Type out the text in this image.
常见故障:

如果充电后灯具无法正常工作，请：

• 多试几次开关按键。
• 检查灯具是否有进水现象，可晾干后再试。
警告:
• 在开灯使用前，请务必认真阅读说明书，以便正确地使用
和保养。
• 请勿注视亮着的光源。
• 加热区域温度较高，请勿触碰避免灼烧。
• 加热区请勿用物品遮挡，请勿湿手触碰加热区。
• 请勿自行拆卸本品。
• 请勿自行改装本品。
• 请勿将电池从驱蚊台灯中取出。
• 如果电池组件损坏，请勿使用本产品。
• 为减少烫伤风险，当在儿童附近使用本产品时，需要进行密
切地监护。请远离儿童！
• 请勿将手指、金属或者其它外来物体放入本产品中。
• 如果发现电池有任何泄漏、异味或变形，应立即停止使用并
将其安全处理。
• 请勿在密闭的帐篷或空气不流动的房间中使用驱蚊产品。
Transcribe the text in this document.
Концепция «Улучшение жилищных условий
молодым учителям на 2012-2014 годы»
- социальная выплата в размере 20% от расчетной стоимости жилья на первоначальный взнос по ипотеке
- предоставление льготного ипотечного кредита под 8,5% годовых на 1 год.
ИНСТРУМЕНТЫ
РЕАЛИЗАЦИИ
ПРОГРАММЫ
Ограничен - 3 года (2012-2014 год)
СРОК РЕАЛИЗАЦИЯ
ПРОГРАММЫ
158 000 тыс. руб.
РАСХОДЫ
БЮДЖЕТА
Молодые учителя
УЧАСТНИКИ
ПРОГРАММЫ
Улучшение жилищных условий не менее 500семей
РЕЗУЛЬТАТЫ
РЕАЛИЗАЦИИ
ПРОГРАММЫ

» PROBLEM
Give back all the records exactly as they stand.

» RESPONSE TO THIS TASK
Type out the text in this image.
常见故障:

如果充电后灯具无法正常工作，请：

• 多试几次开关按键。
• 检查灯具是否有进水现象，可晾干后再试。
警告:
• 在开灯使用前，请务必认真阅读说明书，以便正确地使用
和保养。
• 请勿注视亮着的光源。
• 加热区域温度较高，请勿触碰避免灼烧。
• 加热区请勿用物品遮挡，请勿湿手触碰加热区。
• 请勿自行拆卸本品。
• 请勿自行改装本品。
• 请勿将电池从驱蚊台灯中取出。
• 如果电池组件损坏，请勿使用本产品。
• 为减少烫伤风险，当在儿童附近使用本产品时，需要进行密
切地监护。请远离儿童！
• 请勿将手指、金属或者其它外来物体放入本产品中。
• 如果发现电池有任何泄漏、异味或变形，应立即停止使用并
将其安全处理。
• 请勿在密闭的帐篷或空气不流动的房间中使用驱蚊产品。
Transcribe the text in this document.
Концепция «Улучшение жилищных условий
молодым учителям на 2012-2014 годы»
- социальная выплата в размере 20% от расчетной стоимости жилья на первоначальный взнос по ипотеке
- предоставление льготного ипотечного кредита под 8,5% годовых на 1 год.
ИНСТРУМЕНТЫ
РЕАЛИЗАЦИИ
ПРОГРАММЫ
Ограничен - 3 года (2012-2014 год)
СРОК РЕАЛИЗАЦИЯ
ПРОГРАММЫ
158 000 тыс. руб.
РАСХОДЫ
БЮДЖЕТА
Молодые учителя
УЧАСТНИКИ
ПРОГРАММЫ
Улучшение жилищных условий не менее 500семей
РЕЗУЛЬТАТЫ
РЕАЛИЗАЦИИ
ПРОГРАММЫ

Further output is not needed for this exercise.